> Labeled box records
=-=-=-=-=

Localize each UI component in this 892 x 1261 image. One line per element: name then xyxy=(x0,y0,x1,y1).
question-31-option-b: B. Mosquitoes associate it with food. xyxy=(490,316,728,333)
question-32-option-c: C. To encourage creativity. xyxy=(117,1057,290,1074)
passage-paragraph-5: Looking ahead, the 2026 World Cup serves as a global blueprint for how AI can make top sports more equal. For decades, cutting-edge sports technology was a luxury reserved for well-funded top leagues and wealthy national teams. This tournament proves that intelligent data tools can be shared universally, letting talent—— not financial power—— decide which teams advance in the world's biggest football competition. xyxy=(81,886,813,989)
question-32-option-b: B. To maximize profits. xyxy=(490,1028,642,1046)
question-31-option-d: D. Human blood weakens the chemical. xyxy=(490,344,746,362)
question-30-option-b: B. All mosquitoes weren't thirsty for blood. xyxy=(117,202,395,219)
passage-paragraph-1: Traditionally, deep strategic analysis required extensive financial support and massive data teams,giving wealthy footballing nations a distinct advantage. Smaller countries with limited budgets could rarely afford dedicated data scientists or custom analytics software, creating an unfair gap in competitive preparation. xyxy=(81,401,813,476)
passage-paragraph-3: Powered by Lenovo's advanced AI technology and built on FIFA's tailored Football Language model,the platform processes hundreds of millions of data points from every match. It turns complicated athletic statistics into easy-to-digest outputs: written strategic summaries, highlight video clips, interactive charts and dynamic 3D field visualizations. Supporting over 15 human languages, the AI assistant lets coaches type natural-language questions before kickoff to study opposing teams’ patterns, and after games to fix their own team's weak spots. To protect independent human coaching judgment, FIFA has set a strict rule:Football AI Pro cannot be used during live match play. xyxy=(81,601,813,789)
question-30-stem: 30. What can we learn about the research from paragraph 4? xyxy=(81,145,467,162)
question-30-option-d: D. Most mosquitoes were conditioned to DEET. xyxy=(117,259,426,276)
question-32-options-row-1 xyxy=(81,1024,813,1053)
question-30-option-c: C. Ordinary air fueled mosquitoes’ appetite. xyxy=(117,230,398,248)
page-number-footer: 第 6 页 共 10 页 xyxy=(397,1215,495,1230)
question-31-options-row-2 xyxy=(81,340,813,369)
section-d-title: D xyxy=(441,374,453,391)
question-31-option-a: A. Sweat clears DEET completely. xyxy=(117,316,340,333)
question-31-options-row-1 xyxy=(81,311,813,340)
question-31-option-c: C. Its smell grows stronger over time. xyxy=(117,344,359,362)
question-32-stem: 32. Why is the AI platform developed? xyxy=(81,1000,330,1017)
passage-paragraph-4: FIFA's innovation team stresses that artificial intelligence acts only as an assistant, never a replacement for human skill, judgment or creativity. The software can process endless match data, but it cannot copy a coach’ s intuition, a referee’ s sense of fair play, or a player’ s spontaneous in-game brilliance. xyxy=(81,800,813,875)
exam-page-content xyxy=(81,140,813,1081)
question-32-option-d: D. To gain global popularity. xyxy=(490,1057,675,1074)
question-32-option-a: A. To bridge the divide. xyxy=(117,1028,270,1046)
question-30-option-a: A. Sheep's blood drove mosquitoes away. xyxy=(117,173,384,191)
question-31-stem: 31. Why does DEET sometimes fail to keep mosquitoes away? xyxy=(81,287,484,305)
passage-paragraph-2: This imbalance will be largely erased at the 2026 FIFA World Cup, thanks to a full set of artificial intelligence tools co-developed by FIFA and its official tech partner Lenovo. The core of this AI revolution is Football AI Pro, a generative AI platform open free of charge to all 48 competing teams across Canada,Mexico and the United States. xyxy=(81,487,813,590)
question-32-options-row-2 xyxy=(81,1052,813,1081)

=-=-=-=-=

Return every line of the listing above verbatim, with no additions or changes.

> Answer to the exercise
Localize each UI component in this 892 x 1261 image. One line per element: name then xyxy=(x0,y0,x1,y1).
question-31-option-b: B. Mosquitoes associate it with food. xyxy=(490,316,728,333)
question-32-option-c: C. To encourage creativity. xyxy=(117,1057,290,1074)
passage-paragraph-5: Looking ahead, the 2026 World Cup serves as a global blueprint for how AI can make top sports more equal. For decades, cutting-edge sports technology was a luxury reserved for well-funded top leagues and wealthy national teams. This tournament proves that intelligent data tools can be shared universally, letting talent—— not financial power—— decide which teams advance in the world's biggest football competition. xyxy=(81,886,813,989)
question-32-option-b: B. To maximize profits. xyxy=(490,1028,642,1046)
question-31-option-d: D. Human blood weakens the chemical. xyxy=(490,344,746,362)
question-30-option-b: B. All mosquitoes weren't thirsty for blood. xyxy=(117,202,395,219)
passage-paragraph-1: Traditionally, deep strategic analysis required extensive financial support and massive data teams,giving wealthy footballing nations a distinct advantage. Smaller countries with limited budgets could rarely afford dedicated data scientists or custom analytics software, creating an unfair gap in competitive preparation. xyxy=(81,401,813,476)
passage-paragraph-3: Powered by Lenovo's advanced AI technology and built on FIFA's tailored Football Language model,the platform processes hundreds of millions of data points from every match. It turns complicated athletic statistics into easy-to-digest outputs: written strategic summaries, highlight video clips, interactive charts and dynamic 3D field visualizations. Supporting over 15 human languages, the AI assistant lets coaches type natural-language questions before kickoff to study opposing teams’ patterns, and after games to fix their own team's weak spots. To protect independent human coaching judgment, FIFA has set a strict rule:Football AI Pro cannot be used during live match play. xyxy=(81,601,813,789)
question-30-stem: 30. What can we learn about the research from paragraph 4? xyxy=(81,145,467,162)
question-30-option-d: D. Most mosquitoes were conditioned to DEET. xyxy=(117,259,426,276)
question-32-options-row-1 xyxy=(81,1024,813,1053)
question-30-option-c: C. Ordinary air fueled mosquitoes’ appetite. xyxy=(117,230,398,248)
page-number-footer: 第 6 页 共 10 页 xyxy=(397,1215,495,1230)
question-31-options-row-2 xyxy=(81,340,813,369)
section-d-title: D xyxy=(441,374,453,391)
question-31-option-a: A. Sweat clears DEET completely. xyxy=(117,316,340,333)
question-31-options-row-1 xyxy=(81,311,813,340)
question-31-option-c: C. Its smell grows stronger over time. xyxy=(117,344,359,362)
question-32-stem: 32. Why is the AI platform developed? xyxy=(81,1000,330,1017)
passage-paragraph-4: FIFA's innovation team stresses that artificial intelligence acts only as an assistant, never a replacement for human skill, judgment or creativity. The software can process endless match data, but it cannot copy a coach’ s intuition, a referee’ s sense of fair play, or a player’ s spontaneous in-game brilliance. xyxy=(81,800,813,875)
exam-page-content xyxy=(81,140,813,1081)
question-32-option-d: D. To gain global popularity. xyxy=(490,1057,675,1074)
question-32-option-a: A. To bridge the divide. xyxy=(117,1028,270,1046)
question-30-option-a: A. Sheep's blood drove mosquitoes away. xyxy=(117,173,384,191)
question-31-stem: 31. Why does DEET sometimes fail to keep mosquitoes away? xyxy=(81,287,484,305)
passage-paragraph-2: This imbalance will be largely erased at the 2026 FIFA World Cup, thanks to a full set of artificial intelligence tools co-developed by FIFA and its official tech partner Lenovo. The core of this AI revolution is Football AI Pro, a generative AI platform open free of charge to all 48 competing teams across Canada,Mexico and the United States. xyxy=(81,487,813,590)
question-32-options-row-2 xyxy=(81,1052,813,1081)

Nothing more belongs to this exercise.